→ **Task**
Set down, in full, every record in the block.

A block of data
----
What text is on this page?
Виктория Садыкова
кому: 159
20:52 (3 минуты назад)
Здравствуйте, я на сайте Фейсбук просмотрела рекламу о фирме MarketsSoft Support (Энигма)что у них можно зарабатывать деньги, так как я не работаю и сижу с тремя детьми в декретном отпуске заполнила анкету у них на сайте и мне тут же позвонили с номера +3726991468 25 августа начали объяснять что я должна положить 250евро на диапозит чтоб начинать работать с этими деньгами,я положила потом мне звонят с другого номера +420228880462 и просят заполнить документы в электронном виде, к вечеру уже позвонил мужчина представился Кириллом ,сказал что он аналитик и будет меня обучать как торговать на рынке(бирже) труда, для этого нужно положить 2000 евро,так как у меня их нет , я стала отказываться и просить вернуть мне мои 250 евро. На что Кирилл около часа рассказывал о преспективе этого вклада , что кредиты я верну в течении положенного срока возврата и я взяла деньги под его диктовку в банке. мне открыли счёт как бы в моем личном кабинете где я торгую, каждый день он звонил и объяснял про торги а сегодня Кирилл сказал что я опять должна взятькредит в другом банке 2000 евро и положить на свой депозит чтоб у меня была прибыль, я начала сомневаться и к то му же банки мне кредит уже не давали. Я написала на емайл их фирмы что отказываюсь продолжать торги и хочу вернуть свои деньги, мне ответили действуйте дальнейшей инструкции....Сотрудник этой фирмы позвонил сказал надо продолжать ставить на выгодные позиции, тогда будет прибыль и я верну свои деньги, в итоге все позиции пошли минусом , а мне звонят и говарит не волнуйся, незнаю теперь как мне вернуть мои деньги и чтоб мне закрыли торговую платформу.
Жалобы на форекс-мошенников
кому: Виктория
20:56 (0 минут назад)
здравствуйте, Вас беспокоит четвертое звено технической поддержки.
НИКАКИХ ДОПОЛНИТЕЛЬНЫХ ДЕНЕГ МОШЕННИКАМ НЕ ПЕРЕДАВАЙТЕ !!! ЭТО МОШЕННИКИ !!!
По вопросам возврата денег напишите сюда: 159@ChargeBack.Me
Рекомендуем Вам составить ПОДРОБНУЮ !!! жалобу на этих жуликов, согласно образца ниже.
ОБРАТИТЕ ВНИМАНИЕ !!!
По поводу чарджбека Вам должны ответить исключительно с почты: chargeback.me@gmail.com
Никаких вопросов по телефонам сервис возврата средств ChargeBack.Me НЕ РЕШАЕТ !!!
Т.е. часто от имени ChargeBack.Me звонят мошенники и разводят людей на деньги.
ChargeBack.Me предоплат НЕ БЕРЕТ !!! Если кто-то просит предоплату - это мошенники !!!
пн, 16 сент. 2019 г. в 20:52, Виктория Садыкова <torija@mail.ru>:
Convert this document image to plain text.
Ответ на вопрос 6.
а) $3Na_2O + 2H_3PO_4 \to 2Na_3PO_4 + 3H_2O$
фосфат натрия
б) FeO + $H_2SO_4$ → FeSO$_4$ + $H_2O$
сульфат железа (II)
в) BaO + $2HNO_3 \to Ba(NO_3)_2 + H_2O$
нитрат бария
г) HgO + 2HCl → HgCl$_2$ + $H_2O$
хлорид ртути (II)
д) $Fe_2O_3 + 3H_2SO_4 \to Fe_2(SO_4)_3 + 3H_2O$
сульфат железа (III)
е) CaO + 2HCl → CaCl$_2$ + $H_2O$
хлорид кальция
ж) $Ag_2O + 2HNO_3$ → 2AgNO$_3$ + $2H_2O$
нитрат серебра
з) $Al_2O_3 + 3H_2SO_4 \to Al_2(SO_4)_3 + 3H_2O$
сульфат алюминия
----
→ **Response below**
What text is on this page?
Виктория Садыкова
кому: 159
20:52 (3 минуты назад)
Здравствуйте, я на сайте Фейсбук просмотрела рекламу о фирме MarketsSoft Support (Энигма)что у них можно зарабатывать деньги, так как я не работаю и сижу с тремя детьми в декретном отпуске заполнила анкету у них на сайте и мне тут же позвонили с номера +3726991468 25 августа начали объяснять что я должна положить 250евро на диапозит чтоб начинать работать с этими деньгами,я положила потом мне звонят с другого номера +420228880462 и просят заполнить документы в электронном виде, к вечеру уже позвонил мужчина представился Кириллом ,сказал что он аналитик и будет меня обучать как торговать на рынке(бирже) труда, для этого нужно положить 2000 евро,так как у меня их нет , я стала отказываться и просить вернуть мне мои 250 евро. На что Кирилл около часа рассказывал о преспективе этого вклада , что кредиты я верну в течении положенного срока возврата и я взяла деньги под его диктовку в банке. мне открыли счёт как бы в моем личном кабинете где я торгую, каждый день он звонил и объяснял про торги а сегодня Кирилл сказал что я опять должна взятькредит в другом банке 2000 евро и положить на свой депозит чтоб у меня была прибыль, я начала сомневаться и к то му же банки мне кредит уже не давали. Я написала на емайл их фирмы что отказываюсь продолжать торги и хочу вернуть свои деньги, мне ответили действуйте дальнейшей инструкции....Сотрудник этой фирмы позвонил сказал надо продолжать ставить на выгодные позиции, тогда будет прибыль и я верну свои деньги, в итоге все позиции пошли минусом , а мне звонят и говарит не волнуйся, незнаю теперь как мне вернуть мои деньги и чтоб мне закрыли торговую платформу.
Жалобы на форекс-мошенников
кому: Виктория
20:56 (0 минут назад)
здравствуйте, Вас беспокоит четвертое звено технической поддержки.
НИКАКИХ ДОПОЛНИТЕЛЬНЫХ ДЕНЕГ МОШЕННИКАМ НЕ ПЕРЕДАВАЙТЕ !!! ЭТО МОШЕННИКИ !!!
По вопросам возврата денег напишите сюда: 159@ChargeBack.Me
Рекомендуем Вам составить ПОДРОБНУЮ !!! жалобу на этих жуликов, согласно образца ниже.
ОБРАТИТЕ ВНИМАНИЕ !!!
По поводу чарджбека Вам должны ответить исключительно с почты: chargeback.me@gmail.com
Никаких вопросов по телефонам сервис возврата средств ChargeBack.Me НЕ РЕШАЕТ !!!
Т.е. часто от имени ChargeBack.Me звонят мошенники и разводят людей на деньги.
ChargeBack.Me предоплат НЕ БЕРЕТ !!! Если кто-то просит предоплату - это мошенники !!!
пн, 16 сент. 2019 г. в 20:52, Виктория Садыкова <torija@mail.ru>:
Convert this document image to plain text.
Ответ на вопрос 6.
а) $3Na_2O + 2H_3PO_4 \to 2Na_3PO_4 + 3H_2O$
фосфат натрия
б) FeO + $H_2SO_4$ → FeSO$_4$ + $H_2O$
сульфат железа (II)
в) BaO + $2HNO_3 \to Ba(NO_3)_2 + H_2O$
нитрат бария
г) HgO + 2HCl → HgCl$_2$ + $H_2O$
хлорид ртути (II)
д) $Fe_2O_3 + 3H_2SO_4 \to Fe_2(SO_4)_3 + 3H_2O$
сульфат железа (III)
е) CaO + 2HCl → CaCl$_2$ + $H_2O$
хлорид кальция
ж) $Ag_2O + 2HNO_3$ → 2AgNO$_3$ + $2H_2O$
нитрат серебра
з) $Al_2O_3 + 3H_2SO_4 \to Al_2(SO_4)_3 + 3H_2O$
сульфат алюминия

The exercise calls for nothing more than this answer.